WHAT TO PRODUCE: The whole listing should be written out again exactly.

MATERIAL FOR THE TASK:

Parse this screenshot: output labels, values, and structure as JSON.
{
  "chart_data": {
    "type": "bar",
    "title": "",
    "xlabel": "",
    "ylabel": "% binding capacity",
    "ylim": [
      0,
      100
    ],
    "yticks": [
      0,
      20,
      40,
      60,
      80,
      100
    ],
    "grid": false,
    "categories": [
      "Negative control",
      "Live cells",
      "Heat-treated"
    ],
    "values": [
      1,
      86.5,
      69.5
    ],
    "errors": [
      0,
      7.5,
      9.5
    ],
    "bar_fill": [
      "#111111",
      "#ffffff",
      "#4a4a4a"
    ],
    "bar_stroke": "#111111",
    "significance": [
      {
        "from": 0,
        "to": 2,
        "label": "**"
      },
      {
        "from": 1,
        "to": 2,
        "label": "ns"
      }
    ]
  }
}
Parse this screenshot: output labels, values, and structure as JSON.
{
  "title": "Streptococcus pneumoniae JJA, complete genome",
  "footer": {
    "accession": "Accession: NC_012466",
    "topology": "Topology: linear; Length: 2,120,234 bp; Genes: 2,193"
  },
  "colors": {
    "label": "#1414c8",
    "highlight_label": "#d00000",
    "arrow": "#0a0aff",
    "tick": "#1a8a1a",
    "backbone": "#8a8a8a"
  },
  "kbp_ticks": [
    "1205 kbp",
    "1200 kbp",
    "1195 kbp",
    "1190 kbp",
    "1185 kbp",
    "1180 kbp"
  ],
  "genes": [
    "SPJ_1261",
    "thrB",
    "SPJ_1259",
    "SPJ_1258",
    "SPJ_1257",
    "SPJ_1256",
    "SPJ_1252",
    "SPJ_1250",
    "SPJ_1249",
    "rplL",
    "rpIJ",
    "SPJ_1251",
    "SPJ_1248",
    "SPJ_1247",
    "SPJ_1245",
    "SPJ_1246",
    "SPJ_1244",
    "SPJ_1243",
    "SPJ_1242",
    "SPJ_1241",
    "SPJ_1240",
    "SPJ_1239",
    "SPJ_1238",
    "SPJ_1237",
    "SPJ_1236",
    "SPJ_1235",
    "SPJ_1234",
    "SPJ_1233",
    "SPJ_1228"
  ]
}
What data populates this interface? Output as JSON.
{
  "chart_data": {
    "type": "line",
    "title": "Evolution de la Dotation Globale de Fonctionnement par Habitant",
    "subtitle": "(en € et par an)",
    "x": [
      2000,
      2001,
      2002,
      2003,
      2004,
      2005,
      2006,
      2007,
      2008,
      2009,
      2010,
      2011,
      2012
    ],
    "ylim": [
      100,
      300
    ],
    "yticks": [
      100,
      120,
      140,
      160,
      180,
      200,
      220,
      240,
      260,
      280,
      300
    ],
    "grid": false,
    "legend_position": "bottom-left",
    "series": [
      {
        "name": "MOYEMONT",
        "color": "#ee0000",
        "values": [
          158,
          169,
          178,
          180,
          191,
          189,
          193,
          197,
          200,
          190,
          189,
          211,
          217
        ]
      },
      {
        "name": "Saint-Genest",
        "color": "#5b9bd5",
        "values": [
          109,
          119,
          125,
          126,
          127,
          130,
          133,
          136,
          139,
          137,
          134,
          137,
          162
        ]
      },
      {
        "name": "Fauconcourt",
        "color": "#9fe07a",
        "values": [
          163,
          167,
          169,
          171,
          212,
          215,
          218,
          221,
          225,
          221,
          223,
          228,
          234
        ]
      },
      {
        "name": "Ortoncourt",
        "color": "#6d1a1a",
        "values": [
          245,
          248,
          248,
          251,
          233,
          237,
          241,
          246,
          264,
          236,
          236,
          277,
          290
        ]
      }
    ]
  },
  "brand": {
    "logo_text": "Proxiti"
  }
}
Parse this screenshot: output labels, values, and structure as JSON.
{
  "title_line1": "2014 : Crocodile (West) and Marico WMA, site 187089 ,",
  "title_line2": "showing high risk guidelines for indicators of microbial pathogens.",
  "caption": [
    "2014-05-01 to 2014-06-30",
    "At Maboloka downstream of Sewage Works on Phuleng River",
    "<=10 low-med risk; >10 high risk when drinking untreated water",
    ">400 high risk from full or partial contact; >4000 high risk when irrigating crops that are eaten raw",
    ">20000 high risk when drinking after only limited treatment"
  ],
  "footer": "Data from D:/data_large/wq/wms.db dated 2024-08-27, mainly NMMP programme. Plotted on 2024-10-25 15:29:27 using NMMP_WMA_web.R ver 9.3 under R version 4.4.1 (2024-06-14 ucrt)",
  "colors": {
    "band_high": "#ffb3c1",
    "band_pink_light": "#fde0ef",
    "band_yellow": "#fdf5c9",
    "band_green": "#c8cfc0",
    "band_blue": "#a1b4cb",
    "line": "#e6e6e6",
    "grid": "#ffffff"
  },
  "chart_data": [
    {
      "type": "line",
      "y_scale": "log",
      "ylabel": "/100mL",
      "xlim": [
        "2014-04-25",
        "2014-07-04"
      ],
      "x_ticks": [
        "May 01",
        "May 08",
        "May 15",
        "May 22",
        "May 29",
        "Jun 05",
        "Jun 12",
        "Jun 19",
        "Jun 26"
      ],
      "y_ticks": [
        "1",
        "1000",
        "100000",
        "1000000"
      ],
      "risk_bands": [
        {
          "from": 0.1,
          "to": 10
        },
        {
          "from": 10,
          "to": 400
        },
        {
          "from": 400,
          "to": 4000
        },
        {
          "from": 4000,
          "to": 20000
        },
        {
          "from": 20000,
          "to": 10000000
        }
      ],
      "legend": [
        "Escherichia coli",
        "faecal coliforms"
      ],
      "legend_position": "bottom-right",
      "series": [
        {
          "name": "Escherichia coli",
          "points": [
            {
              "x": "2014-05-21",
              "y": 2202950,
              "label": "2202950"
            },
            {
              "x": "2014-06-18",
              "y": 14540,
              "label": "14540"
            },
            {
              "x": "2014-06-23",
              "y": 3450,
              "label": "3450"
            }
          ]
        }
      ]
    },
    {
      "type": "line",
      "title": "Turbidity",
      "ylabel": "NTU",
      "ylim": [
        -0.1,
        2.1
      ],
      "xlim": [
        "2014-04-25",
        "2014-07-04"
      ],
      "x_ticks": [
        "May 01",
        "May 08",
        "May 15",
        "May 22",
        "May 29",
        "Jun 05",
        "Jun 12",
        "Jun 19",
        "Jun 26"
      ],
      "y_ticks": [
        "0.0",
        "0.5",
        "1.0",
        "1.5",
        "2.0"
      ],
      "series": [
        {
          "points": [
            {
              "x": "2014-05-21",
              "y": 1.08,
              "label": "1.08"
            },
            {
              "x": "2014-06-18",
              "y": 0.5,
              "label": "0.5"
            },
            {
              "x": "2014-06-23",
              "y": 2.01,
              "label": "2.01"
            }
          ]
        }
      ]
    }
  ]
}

WORKED SOLUTION:
Parse this screenshot: output labels, values, and structure as JSON.
{
  "chart_data": {
    "type": "bar",
    "title": "",
    "xlabel": "",
    "ylabel": "% binding capacity",
    "ylim": [
      0,
      100
    ],
    "yticks": [
      0,
      20,
      40,
      60,
      80,
      100
    ],
    "grid": false,
    "categories": [
      "Negative control",
      "Live cells",
      "Heat-treated"
    ],
    "values": [
      1,
      86.5,
      69.5
    ],
    "errors": [
      0,
      7.5,
      9.5
    ],
    "bar_fill": [
      "#111111",
      "#ffffff",
      "#4a4a4a"
    ],
    "bar_stroke": "#111111",
    "significance": [
      {
        "from": 0,
        "to": 2,
        "label": "**"
      },
      {
        "from": 1,
        "to": 2,
        "label": "ns"
      }
    ]
  }
}
Parse this screenshot: output labels, values, and structure as JSON.
{
  "title": "Streptococcus pneumoniae JJA, complete genome",
  "footer": {
    "accession": "Accession: NC_012466",
    "topology": "Topology: linear; Length: 2,120,234 bp; Genes: 2,193"
  },
  "colors": {
    "label": "#1414c8",
    "highlight_label": "#d00000",
    "arrow": "#0a0aff",
    "tick": "#1a8a1a",
    "backbone": "#8a8a8a"
  },
  "kbp_ticks": [
    "1205 kbp",
    "1200 kbp",
    "1195 kbp",
    "1190 kbp",
    "1185 kbp",
    "1180 kbp"
  ],
  "genes": [
    "SPJ_1261",
    "thrB",
    "SPJ_1259",
    "SPJ_1258",
    "SPJ_1257",
    "SPJ_1256",
    "SPJ_1252",
    "SPJ_1250",
    "SPJ_1249",
    "rplL",
    "rpIJ",
    "SPJ_1251",
    "SPJ_1248",
    "SPJ_1247",
    "SPJ_1245",
    "SPJ_1246",
    "SPJ_1244",
    "SPJ_1243",
    "SPJ_1242",
    "SPJ_1241",
    "SPJ_1240",
    "SPJ_1239",
    "SPJ_1238",
    "SPJ_1237",
    "SPJ_1236",
    "SPJ_1235",
    "SPJ_1234",
    "SPJ_1233",
    "SPJ_1228"
  ]
}
What data populates this interface? Output as JSON.
{
  "chart_data": {
    "type": "line",
    "title": "Evolution de la Dotation Globale de Fonctionnement par Habitant",
    "subtitle": "(en € et par an)",
    "x": [
      2000,
      2001,
      2002,
      2003,
      2004,
      2005,
      2006,
      2007,
      2008,
      2009,
      2010,
      2011,
      2012
    ],
    "ylim": [
      100,
      300
    ],
    "yticks": [
      100,
      120,
      140,
      160,
      180,
      200,
      220,
      240,
      260,
      280,
      300
    ],
    "grid": false,
    "legend_position": "bottom-left",
    "series": [
      {
        "name": "MOYEMONT",
        "color": "#ee0000",
        "values": [
          158,
          169,
          178,
          180,
          191,
          189,
          193,
          197,
          200,
          190,
          189,
          211,
          217
        ]
      },
      {
        "name": "Saint-Genest",
        "color": "#5b9bd5",
        "values": [
          109,
          119,
          125,
          126,
          127,
          130,
          133,
          136,
          139,
          137,
          134,
          137,
          162
        ]
      },
      {
        "name": "Fauconcourt",
        "color": "#9fe07a",
        "values": [
          163,
          167,
          169,
          171,
          212,
          215,
          218,
          221,
          225,
          221,
          223,
          228,
          234
        ]
      },
      {
        "name": "Ortoncourt",
        "color": "#6d1a1a",
        "values": [
          245,
          248,
          248,
          251,
          233,
          237,
          241,
          246,
          264,
          236,
          236,
          277,
          290
        ]
      }
    ]
  },
  "brand": {
    "logo_text": "Proxiti"
  }
}
Parse this screenshot: output labels, values, and structure as JSON.
{
  "title_line1": "2014 : Crocodile (West) and Marico WMA, site 187089 ,",
  "title_line2": "showing high risk guidelines for indicators of microbial pathogens.",
  "caption": [
    "2014-05-01 to 2014-06-30",
    "At Maboloka downstream of Sewage Works on Phuleng River",
    "<=10 low-med risk; >10 high risk when drinking untreated water",
    ">400 high risk from full or partial contact; >4000 high risk when irrigating crops that are eaten raw",
    ">20000 high risk when drinking after only limited treatment"
  ],
  "footer": "Data from D:/data_large/wq/wms.db dated 2024-08-27, mainly NMMP programme. Plotted on 2024-10-25 15:29:27 using NMMP_WMA_web.R ver 9.3 under R version 4.4.1 (2024-06-14 ucrt)",
  "colors": {
    "band_high": "#ffb3c1",
    "band_pink_light": "#fde0ef",
    "band_yellow": "#fdf5c9",
    "band_green": "#c8cfc0",
    "band_blue": "#a1b4cb",
    "line": "#e6e6e6",
    "grid": "#ffffff"
  },
  "chart_data": [
    {
      "type": "line",
      "y_scale": "log",
      "ylabel": "/100mL",
      "xlim": [
        "2014-04-25",
        "2014-07-04"
      ],
      "x_ticks": [
        "May 01",
        "May 08",
        "May 15",
        "May 22",
        "May 29",
        "Jun 05",
        "Jun 12",
        "Jun 19",
        "Jun 26"
      ],
      "y_ticks": [
        "1",
        "1000",
        "100000",
        "1000000"
      ],
      "risk_bands": [
        {
          "from": 0.1,
          "to": 10
        },
        {
          "from": 10,
          "to": 400
        },
        {
          "from": 400,
          "to": 4000
        },
        {
          "from": 4000,
          "to": 20000
        },
        {
          "from": 20000,
          "to": 10000000
        }
      ],
      "legend": [
        "Escherichia coli",
        "faecal coliforms"
      ],
      "legend_position": "bottom-right",
      "series": [
        {
          "name": "Escherichia coli",
          "points": [
            {
              "x": "2014-05-21",
              "y": 2202950,
              "label": "2202950"
            },
            {
              "x": "2014-06-18",
              "y": 14540,
              "label": "14540"
            },
            {
              "x": "2014-06-23",
              "y": 3450,
              "label": "3450"
            }
          ]
        }
      ]
    },
    {
      "type": "line",
      "title": "Turbidity",
      "ylabel": "NTU",
      "ylim": [
        -0.1,
        2.1
      ],
      "xlim": [
        "2014-04-25",
        "2014-07-04"
      ],
      "x_ticks": [
        "May 01",
        "May 08",
        "May 15",
        "May 22",
        "May 29",
        "Jun 05",
        "Jun 12",
        "Jun 19",
        "Jun 26"
      ],
      "y_ticks": [
        "0.0",
        "0.5",
        "1.0",
        "1.5",
        "2.0"
      ],
      "series": [
        {
          "points": [
            {
              "x": "2014-05-21",
              "y": 1.08,
              "label": "1.08"
            },
            {
              "x": "2014-06-18",
              "y": 0.5,
              "label": "0.5"
            },
            {
              "x": "2014-06-23",
              "y": 2.01,
              "label": "2.01"
            }
          ]
        }
      ]
    }
  ]
}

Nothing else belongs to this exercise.